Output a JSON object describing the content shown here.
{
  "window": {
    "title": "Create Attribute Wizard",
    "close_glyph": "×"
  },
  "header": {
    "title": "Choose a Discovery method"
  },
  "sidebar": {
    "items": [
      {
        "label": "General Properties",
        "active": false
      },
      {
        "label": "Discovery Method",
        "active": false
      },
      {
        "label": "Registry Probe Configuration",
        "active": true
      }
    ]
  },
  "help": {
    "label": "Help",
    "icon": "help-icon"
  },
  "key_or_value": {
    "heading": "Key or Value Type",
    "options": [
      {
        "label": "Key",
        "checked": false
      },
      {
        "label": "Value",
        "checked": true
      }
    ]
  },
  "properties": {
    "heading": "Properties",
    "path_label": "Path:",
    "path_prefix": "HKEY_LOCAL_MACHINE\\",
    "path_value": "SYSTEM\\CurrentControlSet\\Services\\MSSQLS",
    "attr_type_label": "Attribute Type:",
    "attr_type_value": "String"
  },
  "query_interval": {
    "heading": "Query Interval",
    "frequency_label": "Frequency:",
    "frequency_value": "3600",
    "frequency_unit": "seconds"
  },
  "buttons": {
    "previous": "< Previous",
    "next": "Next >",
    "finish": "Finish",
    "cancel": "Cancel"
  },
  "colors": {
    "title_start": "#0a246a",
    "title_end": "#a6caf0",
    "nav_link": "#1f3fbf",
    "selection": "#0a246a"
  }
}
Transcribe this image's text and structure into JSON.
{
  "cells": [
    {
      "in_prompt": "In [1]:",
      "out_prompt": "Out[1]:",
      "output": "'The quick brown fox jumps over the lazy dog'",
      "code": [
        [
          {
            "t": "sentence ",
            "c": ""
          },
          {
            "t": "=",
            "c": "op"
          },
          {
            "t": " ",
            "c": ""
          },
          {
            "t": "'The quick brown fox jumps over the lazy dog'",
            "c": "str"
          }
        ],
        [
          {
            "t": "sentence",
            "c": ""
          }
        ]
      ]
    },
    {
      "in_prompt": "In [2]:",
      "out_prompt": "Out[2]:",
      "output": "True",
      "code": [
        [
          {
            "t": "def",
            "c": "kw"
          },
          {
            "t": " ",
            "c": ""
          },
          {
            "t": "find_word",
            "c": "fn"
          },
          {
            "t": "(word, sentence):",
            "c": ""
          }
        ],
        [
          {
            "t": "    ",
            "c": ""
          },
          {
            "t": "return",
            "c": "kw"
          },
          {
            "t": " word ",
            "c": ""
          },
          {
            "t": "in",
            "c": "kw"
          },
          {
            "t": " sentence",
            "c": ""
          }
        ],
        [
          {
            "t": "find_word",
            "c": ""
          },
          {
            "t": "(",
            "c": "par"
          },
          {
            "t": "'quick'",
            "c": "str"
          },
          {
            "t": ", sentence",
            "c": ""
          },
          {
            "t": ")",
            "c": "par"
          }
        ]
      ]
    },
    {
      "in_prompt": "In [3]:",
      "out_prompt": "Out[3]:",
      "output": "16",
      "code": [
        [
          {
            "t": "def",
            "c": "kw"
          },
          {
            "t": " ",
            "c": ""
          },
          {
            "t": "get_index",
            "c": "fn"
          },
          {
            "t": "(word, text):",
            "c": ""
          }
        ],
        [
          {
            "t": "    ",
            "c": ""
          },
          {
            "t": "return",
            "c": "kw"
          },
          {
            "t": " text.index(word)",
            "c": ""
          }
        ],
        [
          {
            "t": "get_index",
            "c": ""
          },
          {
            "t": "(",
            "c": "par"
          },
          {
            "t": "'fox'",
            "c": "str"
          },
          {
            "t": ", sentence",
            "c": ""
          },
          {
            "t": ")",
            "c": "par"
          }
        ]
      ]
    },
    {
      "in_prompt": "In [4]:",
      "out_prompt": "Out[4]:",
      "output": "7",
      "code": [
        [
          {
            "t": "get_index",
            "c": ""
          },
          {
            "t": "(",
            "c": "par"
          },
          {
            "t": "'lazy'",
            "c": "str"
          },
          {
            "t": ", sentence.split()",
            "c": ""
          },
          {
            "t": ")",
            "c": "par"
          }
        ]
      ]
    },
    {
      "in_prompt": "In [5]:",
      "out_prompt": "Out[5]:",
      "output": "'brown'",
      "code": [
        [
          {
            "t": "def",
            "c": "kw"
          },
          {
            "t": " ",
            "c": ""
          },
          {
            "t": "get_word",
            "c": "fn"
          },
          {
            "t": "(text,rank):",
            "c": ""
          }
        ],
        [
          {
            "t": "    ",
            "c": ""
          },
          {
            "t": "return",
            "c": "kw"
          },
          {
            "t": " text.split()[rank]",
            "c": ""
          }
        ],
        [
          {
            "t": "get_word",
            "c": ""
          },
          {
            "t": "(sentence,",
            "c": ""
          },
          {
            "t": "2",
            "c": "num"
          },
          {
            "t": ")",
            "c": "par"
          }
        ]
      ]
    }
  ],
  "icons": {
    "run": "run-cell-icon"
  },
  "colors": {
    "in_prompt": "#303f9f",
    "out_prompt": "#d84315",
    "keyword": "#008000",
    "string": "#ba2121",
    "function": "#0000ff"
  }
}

[Task requirements]:
Repeat the records exactly, including every line.

[Exercise answer]:
Output a JSON object describing the content shown here.
{
  "window": {
    "title": "Create Attribute Wizard",
    "close_glyph": "×"
  },
  "header": {
    "title": "Choose a Discovery method"
  },
  "sidebar": {
    "items": [
      {
        "label": "General Properties",
        "active": false
      },
      {
        "label": "Discovery Method",
        "active": false
      },
      {
        "label": "Registry Probe Configuration",
        "active": true
      }
    ]
  },
  "help": {
    "label": "Help",
    "icon": "help-icon"
  },
  "key_or_value": {
    "heading": "Key or Value Type",
    "options": [
      {
        "label": "Key",
        "checked": false
      },
      {
        "label": "Value",
        "checked": true
      }
    ]
  },
  "properties": {
    "heading": "Properties",
    "path_label": "Path:",
    "path_prefix": "HKEY_LOCAL_MACHINE\\",
    "path_value": "SYSTEM\\CurrentControlSet\\Services\\MSSQLS",
    "attr_type_label": "Attribute Type:",
    "attr_type_value": "String"
  },
  "query_interval": {
    "heading": "Query Interval",
    "frequency_label": "Frequency:",
    "frequency_value": "3600",
    "frequency_unit": "seconds"
  },
  "buttons": {
    "previous": "< Previous",
    "next": "Next >",
    "finish": "Finish",
    "cancel": "Cancel"
  },
  "colors": {
    "title_start": "#0a246a",
    "title_end": "#a6caf0",
    "nav_link": "#1f3fbf",
    "selection": "#0a246a"
  }
}
Transcribe this image's text and structure into JSON.
{
  "cells": [
    {
      "in_prompt": "In [1]:",
      "out_prompt": "Out[1]:",
      "output": "'The quick brown fox jumps over the lazy dog'",
      "code": [
        [
          {
            "t": "sentence ",
            "c": ""
          },
          {
            "t": "=",
            "c": "op"
          },
          {
            "t": " ",
            "c": ""
          },
          {
            "t": "'The quick brown fox jumps over the lazy dog'",
            "c": "str"
          }
        ],
        [
          {
            "t": "sentence",
            "c": ""
          }
        ]
      ]
    },
    {
      "in_prompt": "In [2]:",
      "out_prompt": "Out[2]:",
      "output": "True",
      "code": [
        [
          {
            "t": "def",
            "c": "kw"
          },
          {
            "t": " ",
            "c": ""
          },
          {
            "t": "find_word",
            "c": "fn"
          },
          {
            "t": "(word, sentence):",
            "c": ""
          }
        ],
        [
          {
            "t": "    ",
            "c": ""
          },
          {
            "t": "return",
            "c": "kw"
          },
          {
            "t": " word ",
            "c": ""
          },
          {
            "t": "in",
            "c": "kw"
          },
          {
            "t": " sentence",
            "c": ""
          }
        ],
        [
          {
            "t": "find_word",
            "c": ""
          },
          {
            "t": "(",
            "c": "par"
          },
          {
            "t": "'quick'",
            "c": "str"
          },
          {
            "t": ", sentence",
            "c": ""
          },
          {
            "t": ")",
            "c": "par"
          }
        ]
      ]
    },
    {
      "in_prompt": "In [3]:",
      "out_prompt": "Out[3]:",
      "output": "16",
      "code": [
        [
          {
            "t": "def",
            "c": "kw"
          },
          {
            "t": " ",
            "c": ""
          },
          {
            "t": "get_index",
            "c": "fn"
          },
          {
            "t": "(word, text):",
            "c": ""
          }
        ],
        [
          {
            "t": "    ",
            "c": ""
          },
          {
            "t": "return",
            "c": "kw"
          },
          {
            "t": " text.index(word)",
            "c": ""
          }
        ],
        [
          {
            "t": "get_index",
            "c": ""
          },
          {
            "t": "(",
            "c": "par"
          },
          {
            "t": "'fox'",
            "c": "str"
          },
          {
            "t": ", sentence",
            "c": ""
          },
          {
            "t": ")",
            "c": "par"
          }
        ]
      ]
    },
    {
      "in_prompt": "In [4]:",
      "out_prompt": "Out[4]:",
      "output": "7",
      "code": [
        [
          {
            "t": "get_index",
            "c": ""
          },
          {
            "t": "(",
            "c": "par"
          },
          {
            "t": "'lazy'",
            "c": "str"
          },
          {
            "t": ", sentence.split()",
            "c": ""
          },
          {
            "t": ")",
            "c": "par"
          }
        ]
      ]
    },
    {
      "in_prompt": "In [5]:",
      "out_prompt": "Out[5]:",
      "output": "'brown'",
      "code": [
        [
          {
            "t": "def",
            "c": "kw"
          },
          {
            "t": " ",
            "c": ""
          },
          {
            "t": "get_word",
            "c": "fn"
          },
          {
            "t": "(text,rank):",
            "c": ""
          }
        ],
        [
          {
            "t": "    ",
            "c": ""
          },
          {
            "t": "return",
            "c": "kw"
          },
          {
            "t": " text.split()[rank]",
            "c": ""
          }
        ],
        [
          {
            "t": "get_word",
            "c": ""
          },
          {
            "t": "(sentence,",
            "c": ""
          },
          {
            "t": "2",
            "c": "num"
          },
          {
            "t": ")",
            "c": "par"
          }
        ]
      ]
    }
  ],
  "icons": {
    "run": "run-cell-icon"
  },
  "colors": {
    "in_prompt": "#303f9f",
    "out_prompt": "#d84315",
    "keyword": "#008000",
    "string": "#ba2121",
    "function": "#0000ff"
  }
}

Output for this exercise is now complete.